Aim of the task: Keep only the lines of the listing that include the word "строительства", and copy them.

Records for the exercise:
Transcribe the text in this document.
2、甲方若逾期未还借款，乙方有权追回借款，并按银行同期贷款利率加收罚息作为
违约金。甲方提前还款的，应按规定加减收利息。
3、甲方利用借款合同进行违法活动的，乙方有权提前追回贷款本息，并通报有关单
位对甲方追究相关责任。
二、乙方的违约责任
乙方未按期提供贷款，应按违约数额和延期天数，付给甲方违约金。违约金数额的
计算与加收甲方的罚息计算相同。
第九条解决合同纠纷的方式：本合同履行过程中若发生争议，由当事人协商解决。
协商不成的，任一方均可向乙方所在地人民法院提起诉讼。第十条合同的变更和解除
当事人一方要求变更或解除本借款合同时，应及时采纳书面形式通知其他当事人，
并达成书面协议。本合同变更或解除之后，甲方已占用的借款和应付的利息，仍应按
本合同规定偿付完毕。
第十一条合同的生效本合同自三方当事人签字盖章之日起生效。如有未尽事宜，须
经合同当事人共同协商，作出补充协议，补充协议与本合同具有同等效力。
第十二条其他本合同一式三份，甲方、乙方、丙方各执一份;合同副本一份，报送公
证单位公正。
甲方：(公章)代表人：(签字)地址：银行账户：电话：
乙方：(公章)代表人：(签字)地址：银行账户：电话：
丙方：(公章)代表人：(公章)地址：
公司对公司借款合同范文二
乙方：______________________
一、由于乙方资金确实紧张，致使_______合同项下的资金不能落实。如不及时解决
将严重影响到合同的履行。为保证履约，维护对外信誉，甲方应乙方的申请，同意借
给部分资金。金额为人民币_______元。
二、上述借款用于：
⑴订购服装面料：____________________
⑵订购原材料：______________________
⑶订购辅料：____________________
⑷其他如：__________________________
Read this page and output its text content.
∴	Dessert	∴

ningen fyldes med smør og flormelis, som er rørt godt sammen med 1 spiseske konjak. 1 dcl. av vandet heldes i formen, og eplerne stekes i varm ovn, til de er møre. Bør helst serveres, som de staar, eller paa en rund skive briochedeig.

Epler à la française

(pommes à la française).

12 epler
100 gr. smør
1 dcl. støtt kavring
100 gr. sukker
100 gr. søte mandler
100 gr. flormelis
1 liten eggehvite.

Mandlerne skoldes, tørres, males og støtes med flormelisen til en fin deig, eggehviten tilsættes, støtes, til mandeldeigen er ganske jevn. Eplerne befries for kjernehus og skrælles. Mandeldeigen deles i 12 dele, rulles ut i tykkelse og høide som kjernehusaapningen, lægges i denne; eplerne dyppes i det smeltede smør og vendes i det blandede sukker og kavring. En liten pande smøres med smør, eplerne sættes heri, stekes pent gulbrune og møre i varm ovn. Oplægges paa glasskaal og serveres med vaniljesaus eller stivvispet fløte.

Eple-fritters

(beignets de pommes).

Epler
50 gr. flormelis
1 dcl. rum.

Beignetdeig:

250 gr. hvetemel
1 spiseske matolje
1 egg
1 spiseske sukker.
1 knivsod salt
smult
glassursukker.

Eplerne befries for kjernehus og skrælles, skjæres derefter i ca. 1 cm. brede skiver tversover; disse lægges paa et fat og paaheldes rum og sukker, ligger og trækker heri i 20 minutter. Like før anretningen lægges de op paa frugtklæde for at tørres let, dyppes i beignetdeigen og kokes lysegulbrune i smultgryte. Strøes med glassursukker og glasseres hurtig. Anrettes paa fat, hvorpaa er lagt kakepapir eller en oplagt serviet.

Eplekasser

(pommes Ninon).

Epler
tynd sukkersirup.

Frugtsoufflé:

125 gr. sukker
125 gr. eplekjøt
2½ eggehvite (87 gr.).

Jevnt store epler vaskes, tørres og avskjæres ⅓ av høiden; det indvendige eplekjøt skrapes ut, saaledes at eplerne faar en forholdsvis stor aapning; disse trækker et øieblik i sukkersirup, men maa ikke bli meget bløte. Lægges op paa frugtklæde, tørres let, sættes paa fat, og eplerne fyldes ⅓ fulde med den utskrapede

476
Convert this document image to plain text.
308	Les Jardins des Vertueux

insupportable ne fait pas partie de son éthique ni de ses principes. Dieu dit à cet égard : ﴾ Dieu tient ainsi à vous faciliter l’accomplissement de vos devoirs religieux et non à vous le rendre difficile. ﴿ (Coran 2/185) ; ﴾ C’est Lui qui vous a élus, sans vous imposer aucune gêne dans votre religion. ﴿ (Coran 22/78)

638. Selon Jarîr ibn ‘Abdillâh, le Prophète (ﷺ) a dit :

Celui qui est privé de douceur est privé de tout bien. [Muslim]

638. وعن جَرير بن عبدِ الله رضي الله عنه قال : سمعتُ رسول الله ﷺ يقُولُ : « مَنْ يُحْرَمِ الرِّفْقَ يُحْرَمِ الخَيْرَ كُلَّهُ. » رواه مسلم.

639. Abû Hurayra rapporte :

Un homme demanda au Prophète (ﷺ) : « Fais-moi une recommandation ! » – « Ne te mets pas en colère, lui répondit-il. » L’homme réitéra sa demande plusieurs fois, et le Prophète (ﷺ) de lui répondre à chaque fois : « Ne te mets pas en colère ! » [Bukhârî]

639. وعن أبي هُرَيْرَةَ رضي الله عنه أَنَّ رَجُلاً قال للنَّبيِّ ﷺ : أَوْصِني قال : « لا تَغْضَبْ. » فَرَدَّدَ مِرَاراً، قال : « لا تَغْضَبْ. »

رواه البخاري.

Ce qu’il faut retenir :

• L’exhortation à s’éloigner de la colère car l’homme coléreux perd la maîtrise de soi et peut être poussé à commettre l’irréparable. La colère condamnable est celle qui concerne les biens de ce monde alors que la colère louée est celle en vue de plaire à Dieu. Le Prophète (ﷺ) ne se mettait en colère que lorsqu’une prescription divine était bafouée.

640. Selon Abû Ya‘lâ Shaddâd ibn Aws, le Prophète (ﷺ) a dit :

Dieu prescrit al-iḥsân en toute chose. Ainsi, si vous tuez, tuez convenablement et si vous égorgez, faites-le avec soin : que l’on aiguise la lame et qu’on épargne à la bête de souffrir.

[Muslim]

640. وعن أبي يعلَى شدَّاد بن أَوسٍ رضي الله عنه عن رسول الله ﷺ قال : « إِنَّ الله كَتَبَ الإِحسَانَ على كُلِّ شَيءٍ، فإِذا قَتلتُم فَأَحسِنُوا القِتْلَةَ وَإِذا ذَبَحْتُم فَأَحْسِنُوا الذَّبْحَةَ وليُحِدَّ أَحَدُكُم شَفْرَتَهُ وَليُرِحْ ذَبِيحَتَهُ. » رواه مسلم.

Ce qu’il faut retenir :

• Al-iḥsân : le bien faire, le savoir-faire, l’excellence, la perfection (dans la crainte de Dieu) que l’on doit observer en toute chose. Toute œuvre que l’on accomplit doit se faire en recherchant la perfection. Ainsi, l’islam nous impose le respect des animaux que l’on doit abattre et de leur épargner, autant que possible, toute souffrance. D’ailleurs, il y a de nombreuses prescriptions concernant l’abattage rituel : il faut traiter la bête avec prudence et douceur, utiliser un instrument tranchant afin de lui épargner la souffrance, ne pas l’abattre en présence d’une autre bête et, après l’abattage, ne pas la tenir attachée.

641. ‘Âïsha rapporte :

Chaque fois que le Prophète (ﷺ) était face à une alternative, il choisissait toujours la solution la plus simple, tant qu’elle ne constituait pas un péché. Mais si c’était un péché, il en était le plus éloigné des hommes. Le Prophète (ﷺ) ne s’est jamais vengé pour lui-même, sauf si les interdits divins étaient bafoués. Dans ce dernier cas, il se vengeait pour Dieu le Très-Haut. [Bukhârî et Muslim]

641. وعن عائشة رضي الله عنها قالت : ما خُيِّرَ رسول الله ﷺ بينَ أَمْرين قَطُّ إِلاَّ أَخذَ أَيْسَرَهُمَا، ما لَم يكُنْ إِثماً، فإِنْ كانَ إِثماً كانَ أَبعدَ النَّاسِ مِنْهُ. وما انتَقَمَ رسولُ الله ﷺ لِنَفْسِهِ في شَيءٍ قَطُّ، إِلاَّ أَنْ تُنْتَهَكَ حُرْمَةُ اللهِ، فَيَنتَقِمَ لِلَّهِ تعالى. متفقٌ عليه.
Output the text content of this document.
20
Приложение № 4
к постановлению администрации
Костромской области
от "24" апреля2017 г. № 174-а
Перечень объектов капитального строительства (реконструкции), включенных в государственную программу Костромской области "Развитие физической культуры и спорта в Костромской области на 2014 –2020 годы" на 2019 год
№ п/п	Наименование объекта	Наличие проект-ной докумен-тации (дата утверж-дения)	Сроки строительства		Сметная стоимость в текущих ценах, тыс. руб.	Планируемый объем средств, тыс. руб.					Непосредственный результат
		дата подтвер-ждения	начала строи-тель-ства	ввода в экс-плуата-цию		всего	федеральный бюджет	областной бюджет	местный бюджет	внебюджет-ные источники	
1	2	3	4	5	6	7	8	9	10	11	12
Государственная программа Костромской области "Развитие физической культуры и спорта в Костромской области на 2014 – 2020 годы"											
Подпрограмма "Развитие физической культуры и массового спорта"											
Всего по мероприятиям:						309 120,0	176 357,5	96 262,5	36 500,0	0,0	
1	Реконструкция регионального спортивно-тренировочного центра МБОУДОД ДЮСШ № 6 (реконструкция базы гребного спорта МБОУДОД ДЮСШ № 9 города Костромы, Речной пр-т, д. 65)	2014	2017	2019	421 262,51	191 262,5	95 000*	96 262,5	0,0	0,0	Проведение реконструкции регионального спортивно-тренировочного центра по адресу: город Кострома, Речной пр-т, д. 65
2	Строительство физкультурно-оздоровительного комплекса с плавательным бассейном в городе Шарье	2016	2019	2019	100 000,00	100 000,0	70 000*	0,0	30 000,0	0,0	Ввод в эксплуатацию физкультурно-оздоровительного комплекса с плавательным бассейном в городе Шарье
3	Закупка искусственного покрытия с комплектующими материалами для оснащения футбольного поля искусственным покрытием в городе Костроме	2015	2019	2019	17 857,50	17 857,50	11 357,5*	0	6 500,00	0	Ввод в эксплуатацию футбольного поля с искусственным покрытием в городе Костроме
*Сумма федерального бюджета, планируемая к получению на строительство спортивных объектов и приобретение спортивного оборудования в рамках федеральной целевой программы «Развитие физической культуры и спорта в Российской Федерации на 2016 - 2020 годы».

Written solution:
Перечень объектов капитального строительства (реконструкции), включенных в государственную программу Костромской области "Развитие физической культуры и спорта в Костромской области на 2014 –2020 годы" на 2019 год
№ п/п	Наименование объекта	Наличие проект-ной докумен-тации (дата утверж-дения)	Сроки строительства		Сметная стоимость в текущих ценах, тыс. руб.	Планируемый объем средств, тыс. руб.					Непосредственный результат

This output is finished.